◆ **Task details**:
Pull out each line of the data that includes the word "hvor".

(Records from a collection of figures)
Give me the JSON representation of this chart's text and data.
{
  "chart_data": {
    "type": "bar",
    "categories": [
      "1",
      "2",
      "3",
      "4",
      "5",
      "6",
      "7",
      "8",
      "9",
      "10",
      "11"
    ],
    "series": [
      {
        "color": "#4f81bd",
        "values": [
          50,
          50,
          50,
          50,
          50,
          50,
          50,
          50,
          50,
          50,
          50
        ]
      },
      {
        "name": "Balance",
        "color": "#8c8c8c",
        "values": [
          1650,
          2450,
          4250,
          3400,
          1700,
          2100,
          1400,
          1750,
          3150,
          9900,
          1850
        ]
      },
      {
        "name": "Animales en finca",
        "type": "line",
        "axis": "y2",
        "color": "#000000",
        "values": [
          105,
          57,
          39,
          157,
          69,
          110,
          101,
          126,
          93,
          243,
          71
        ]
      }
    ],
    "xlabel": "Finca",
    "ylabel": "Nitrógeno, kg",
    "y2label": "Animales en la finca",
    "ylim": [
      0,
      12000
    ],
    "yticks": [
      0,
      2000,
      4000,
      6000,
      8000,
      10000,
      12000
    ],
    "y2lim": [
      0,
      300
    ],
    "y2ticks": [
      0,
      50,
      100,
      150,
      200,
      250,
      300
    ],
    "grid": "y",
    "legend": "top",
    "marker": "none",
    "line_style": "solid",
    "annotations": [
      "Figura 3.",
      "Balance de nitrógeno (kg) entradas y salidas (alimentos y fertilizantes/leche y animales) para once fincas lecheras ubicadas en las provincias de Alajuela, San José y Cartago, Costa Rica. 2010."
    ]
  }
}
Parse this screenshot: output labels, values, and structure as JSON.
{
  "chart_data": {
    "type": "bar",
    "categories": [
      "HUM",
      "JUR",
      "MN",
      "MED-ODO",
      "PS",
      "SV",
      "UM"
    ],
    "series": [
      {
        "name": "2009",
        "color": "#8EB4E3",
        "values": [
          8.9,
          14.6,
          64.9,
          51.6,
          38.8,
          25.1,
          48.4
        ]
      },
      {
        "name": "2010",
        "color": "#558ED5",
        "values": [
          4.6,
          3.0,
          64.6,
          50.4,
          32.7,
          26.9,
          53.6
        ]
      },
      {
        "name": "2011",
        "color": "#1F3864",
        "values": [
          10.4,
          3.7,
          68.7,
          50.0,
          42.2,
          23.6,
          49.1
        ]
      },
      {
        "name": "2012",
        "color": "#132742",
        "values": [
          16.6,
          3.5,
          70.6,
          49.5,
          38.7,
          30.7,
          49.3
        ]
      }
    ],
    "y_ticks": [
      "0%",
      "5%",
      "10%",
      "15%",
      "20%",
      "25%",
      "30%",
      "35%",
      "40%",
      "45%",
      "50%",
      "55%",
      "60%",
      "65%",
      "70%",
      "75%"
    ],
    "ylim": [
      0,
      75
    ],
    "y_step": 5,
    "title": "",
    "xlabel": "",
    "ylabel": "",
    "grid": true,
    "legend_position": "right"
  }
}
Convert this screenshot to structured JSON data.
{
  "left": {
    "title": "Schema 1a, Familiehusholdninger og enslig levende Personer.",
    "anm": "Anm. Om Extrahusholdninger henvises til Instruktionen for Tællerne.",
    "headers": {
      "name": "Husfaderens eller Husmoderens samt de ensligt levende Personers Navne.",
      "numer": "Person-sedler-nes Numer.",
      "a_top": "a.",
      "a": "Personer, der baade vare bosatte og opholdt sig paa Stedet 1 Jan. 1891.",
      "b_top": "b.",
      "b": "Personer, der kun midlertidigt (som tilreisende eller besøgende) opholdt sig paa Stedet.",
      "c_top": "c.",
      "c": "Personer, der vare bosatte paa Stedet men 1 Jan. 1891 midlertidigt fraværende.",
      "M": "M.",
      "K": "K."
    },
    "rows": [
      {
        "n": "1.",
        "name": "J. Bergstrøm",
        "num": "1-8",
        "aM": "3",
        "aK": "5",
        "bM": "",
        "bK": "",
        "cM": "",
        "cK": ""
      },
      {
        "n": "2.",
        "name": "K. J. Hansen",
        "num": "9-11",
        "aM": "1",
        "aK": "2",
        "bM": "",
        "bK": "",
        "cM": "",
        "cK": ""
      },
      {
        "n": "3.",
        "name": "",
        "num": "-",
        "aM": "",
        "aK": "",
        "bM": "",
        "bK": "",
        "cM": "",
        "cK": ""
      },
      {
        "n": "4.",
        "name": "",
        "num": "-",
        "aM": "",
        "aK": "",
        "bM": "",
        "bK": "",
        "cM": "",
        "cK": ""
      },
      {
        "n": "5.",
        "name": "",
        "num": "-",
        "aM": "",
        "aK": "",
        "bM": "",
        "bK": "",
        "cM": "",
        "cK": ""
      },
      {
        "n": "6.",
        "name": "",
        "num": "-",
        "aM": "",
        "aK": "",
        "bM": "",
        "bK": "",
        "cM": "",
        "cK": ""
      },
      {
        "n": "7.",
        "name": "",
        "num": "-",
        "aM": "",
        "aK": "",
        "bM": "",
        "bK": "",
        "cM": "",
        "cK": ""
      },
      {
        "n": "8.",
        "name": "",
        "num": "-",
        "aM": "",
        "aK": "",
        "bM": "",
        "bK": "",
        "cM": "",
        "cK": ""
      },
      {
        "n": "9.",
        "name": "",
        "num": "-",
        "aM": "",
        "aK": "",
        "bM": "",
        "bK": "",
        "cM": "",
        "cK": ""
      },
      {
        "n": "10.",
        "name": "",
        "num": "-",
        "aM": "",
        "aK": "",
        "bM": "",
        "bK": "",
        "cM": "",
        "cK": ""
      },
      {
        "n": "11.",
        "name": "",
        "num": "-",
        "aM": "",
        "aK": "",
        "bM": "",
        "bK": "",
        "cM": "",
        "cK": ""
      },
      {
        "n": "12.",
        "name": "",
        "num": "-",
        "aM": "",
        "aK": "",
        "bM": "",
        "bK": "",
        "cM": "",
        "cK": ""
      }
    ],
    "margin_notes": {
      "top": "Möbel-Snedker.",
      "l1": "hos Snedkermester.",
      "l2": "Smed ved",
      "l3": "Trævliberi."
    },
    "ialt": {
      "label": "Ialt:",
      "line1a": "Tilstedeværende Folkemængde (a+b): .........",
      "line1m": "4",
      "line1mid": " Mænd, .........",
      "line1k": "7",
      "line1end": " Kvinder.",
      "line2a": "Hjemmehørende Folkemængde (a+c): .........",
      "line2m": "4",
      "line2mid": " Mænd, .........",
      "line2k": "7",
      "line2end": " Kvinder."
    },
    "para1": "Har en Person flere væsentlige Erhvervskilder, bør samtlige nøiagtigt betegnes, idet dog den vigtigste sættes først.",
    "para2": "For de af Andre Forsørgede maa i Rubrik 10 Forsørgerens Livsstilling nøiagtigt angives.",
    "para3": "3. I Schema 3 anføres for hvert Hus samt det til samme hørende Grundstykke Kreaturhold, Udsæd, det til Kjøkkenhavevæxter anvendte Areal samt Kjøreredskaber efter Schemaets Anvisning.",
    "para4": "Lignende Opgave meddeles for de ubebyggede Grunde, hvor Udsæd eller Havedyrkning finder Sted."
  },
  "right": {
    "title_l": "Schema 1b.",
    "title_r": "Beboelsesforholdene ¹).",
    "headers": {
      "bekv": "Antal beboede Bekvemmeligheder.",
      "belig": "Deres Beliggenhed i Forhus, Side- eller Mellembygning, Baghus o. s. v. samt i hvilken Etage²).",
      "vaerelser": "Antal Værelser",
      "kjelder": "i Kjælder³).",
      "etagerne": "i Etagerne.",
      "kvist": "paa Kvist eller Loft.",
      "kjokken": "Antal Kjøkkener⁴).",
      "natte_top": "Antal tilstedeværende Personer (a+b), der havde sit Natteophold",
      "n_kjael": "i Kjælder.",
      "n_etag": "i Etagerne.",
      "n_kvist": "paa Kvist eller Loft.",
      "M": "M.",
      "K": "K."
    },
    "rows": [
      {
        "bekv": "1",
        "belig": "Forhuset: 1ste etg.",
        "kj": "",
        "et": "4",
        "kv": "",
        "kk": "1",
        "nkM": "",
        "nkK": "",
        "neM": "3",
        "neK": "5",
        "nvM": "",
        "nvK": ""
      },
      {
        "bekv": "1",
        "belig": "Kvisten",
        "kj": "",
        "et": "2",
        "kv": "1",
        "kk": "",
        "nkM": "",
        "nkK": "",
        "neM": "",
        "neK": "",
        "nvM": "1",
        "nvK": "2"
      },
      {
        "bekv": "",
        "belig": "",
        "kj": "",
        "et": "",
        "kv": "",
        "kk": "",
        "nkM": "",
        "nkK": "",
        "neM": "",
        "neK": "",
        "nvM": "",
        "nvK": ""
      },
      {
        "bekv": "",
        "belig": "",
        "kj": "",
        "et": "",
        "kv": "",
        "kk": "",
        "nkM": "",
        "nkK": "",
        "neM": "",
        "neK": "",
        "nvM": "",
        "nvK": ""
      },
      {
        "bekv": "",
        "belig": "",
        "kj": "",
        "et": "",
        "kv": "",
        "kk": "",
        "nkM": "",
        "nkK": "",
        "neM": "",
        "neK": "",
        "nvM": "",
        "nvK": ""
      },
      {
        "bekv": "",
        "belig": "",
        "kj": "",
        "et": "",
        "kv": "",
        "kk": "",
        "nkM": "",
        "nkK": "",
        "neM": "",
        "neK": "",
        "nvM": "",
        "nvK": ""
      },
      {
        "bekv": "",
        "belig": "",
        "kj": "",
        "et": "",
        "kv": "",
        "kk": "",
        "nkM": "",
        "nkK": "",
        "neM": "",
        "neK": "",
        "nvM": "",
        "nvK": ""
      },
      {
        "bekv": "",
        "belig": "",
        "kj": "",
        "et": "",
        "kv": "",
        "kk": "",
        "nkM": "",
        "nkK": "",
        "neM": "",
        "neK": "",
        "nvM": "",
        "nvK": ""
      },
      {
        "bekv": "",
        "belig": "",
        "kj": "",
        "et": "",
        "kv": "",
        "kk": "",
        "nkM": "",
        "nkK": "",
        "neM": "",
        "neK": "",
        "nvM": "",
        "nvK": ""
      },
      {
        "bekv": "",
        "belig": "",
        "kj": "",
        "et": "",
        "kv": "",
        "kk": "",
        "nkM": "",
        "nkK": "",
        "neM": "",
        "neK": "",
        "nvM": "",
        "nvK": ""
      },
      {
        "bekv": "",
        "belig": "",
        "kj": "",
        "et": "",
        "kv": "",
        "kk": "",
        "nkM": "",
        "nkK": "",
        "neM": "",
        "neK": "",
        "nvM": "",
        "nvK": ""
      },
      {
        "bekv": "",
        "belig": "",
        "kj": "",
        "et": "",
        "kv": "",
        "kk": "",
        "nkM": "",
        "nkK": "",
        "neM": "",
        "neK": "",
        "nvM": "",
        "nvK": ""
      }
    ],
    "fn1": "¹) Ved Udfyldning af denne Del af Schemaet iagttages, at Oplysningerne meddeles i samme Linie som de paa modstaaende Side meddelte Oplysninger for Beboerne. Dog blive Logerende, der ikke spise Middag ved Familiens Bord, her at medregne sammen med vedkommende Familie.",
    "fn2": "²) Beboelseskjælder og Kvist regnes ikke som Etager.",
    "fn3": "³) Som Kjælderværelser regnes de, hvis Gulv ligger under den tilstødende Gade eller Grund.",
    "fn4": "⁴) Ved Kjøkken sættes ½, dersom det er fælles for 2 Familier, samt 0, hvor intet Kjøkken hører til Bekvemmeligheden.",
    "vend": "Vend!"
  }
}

◆ **Problem solution**:
    "para4": "Lignende Opgave meddeles for de ubebyggede Grunde, hvor Udsæd eller Havedyrkning finder Sted."
    "fn4": "⁴) Ved Kjøkken sættes ½, dersom det er fælles for 2 Familier, samt 0, hvor intet Kjøkken hører til Bekvemmeligheden.",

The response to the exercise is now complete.